Exercise = Search the data for "structured" and copy every matching line.

(Records drawn from a dataset)
Start of Block

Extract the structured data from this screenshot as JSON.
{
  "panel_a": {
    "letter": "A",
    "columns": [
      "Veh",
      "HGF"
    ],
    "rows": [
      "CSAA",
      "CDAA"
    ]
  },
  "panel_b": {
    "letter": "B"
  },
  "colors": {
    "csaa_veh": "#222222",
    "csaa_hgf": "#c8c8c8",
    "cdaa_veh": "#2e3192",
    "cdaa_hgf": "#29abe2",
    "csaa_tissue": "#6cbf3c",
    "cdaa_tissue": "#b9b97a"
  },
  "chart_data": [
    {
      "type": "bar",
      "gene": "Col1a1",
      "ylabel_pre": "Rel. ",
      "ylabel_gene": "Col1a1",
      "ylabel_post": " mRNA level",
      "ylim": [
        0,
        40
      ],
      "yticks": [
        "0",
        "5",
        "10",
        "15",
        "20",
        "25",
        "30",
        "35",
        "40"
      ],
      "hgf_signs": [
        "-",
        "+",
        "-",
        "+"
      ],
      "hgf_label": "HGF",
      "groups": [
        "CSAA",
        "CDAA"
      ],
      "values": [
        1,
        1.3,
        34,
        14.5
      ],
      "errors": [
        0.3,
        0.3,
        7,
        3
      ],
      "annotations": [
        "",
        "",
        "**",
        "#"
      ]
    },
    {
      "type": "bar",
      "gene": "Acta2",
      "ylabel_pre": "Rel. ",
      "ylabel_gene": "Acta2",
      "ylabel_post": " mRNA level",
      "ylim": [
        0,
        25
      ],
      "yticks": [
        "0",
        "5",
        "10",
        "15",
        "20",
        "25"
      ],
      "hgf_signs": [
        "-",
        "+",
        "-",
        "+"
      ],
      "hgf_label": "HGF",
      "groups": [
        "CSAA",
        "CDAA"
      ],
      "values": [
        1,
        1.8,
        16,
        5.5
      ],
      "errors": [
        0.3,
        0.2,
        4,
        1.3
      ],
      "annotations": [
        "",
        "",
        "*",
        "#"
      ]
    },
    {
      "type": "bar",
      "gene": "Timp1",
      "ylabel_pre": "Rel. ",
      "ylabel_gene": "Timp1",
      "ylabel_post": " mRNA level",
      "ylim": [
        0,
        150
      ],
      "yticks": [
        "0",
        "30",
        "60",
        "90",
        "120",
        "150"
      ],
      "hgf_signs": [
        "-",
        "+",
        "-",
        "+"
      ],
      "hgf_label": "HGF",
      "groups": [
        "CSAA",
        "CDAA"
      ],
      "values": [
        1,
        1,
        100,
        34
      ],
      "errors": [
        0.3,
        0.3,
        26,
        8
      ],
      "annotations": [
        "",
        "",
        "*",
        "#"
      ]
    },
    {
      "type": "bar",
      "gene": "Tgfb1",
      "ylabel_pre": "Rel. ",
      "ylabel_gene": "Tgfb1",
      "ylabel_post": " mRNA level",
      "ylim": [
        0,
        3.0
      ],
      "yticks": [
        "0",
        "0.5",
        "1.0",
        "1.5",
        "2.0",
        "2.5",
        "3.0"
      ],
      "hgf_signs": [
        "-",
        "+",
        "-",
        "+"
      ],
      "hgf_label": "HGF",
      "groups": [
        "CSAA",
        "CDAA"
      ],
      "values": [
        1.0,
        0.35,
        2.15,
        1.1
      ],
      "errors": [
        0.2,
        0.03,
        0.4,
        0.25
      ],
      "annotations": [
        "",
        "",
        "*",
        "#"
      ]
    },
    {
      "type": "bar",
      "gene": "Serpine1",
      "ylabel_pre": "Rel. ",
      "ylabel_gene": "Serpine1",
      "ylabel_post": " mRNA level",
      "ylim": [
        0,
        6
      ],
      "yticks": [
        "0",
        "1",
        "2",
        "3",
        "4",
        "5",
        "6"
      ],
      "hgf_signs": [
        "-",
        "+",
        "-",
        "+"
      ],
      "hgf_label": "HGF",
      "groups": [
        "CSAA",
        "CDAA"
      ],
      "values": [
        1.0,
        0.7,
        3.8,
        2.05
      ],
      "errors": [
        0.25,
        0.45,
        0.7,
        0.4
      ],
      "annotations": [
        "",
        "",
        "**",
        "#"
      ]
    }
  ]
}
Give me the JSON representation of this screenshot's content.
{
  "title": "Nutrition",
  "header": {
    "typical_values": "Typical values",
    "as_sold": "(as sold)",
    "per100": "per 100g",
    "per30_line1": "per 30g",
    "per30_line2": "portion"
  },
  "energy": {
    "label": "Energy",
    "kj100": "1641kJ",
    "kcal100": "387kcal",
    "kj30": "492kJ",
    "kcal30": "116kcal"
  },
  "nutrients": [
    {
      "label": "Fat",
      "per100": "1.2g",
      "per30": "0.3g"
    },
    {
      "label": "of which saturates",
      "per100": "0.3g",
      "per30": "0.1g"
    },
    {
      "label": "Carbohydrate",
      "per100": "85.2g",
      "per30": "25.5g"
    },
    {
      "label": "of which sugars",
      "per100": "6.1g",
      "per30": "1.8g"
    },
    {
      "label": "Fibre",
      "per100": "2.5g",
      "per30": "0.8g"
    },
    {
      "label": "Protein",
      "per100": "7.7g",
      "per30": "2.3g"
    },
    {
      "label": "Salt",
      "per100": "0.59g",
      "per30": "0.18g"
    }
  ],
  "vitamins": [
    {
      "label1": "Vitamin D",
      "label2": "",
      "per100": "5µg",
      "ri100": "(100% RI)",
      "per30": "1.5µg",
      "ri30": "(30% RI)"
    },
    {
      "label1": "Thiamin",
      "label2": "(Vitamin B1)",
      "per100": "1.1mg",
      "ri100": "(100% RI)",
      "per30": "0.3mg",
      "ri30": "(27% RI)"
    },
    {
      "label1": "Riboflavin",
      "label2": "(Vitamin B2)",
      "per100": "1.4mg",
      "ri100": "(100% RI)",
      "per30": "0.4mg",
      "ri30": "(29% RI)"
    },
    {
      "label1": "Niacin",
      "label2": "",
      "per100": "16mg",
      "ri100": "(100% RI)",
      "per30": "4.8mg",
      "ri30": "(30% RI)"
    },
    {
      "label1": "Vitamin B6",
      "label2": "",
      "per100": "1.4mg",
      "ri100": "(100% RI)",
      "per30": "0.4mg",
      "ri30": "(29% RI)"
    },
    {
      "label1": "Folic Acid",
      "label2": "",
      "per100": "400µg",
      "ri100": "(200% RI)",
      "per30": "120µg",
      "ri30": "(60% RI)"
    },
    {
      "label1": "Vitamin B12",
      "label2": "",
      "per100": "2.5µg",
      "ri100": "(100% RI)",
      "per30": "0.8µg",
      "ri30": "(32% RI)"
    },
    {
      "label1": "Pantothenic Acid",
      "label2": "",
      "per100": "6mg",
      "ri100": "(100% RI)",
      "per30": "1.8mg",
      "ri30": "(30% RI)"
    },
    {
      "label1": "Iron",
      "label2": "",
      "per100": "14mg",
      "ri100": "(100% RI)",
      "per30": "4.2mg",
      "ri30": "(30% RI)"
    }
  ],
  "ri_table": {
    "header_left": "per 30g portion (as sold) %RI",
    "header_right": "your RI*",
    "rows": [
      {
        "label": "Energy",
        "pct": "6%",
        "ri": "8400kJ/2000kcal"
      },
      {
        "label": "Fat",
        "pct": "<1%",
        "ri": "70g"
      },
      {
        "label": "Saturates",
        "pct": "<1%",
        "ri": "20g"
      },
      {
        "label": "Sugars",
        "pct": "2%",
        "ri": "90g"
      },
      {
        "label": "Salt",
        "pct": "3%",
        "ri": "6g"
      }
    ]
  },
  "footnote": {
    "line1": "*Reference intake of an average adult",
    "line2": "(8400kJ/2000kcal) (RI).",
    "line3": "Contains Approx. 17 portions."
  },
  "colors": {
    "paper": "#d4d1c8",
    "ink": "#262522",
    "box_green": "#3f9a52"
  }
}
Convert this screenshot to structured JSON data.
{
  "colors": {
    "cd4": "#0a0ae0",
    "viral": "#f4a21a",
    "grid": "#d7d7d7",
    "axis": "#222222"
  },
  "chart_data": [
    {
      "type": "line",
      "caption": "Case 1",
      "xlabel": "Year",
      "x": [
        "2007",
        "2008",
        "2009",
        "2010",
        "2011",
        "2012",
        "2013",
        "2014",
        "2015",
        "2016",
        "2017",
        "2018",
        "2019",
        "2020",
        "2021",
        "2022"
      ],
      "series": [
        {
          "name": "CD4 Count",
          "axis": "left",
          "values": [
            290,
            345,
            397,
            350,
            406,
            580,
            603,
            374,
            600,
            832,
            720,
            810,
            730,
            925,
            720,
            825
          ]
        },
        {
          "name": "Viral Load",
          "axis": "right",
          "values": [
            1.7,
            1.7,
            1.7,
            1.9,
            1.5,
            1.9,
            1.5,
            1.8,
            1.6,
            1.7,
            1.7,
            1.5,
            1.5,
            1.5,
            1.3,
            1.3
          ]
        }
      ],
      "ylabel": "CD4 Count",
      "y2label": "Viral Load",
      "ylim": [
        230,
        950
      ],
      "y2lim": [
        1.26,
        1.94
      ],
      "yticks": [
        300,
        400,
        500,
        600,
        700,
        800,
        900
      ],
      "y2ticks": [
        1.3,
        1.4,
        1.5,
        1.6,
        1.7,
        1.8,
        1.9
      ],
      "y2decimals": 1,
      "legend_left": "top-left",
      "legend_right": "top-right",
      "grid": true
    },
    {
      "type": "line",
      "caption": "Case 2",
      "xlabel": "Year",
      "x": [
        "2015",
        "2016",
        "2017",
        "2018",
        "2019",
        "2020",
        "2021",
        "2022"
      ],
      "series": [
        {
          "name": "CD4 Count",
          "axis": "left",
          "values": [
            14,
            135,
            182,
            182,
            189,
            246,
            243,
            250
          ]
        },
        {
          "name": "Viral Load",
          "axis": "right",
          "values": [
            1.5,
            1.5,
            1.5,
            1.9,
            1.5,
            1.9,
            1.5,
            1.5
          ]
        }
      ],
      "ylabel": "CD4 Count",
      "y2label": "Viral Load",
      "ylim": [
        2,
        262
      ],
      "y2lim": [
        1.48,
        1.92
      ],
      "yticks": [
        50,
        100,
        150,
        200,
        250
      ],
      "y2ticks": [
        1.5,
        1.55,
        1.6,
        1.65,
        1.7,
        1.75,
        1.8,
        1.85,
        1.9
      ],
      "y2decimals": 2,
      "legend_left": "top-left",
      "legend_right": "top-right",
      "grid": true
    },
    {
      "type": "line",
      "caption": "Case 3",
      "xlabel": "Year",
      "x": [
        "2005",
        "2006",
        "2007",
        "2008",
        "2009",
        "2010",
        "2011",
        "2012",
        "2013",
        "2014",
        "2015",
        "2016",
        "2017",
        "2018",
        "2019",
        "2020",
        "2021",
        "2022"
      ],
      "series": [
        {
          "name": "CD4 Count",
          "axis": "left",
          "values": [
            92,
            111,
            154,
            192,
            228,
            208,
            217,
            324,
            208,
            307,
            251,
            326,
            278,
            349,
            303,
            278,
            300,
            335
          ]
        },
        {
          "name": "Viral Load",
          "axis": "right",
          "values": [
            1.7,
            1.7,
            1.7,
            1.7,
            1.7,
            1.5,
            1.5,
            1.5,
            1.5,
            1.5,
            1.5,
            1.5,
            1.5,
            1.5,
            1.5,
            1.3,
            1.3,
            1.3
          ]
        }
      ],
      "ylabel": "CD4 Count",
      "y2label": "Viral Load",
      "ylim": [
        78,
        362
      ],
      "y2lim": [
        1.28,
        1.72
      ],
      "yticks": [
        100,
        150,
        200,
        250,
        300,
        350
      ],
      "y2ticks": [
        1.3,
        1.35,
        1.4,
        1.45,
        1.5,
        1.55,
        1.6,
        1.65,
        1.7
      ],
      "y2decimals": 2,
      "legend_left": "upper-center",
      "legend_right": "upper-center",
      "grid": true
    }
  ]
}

End of Block

Result =
Extract the structured data from this screenshot as JSON.
Convert this screenshot to structured JSON data.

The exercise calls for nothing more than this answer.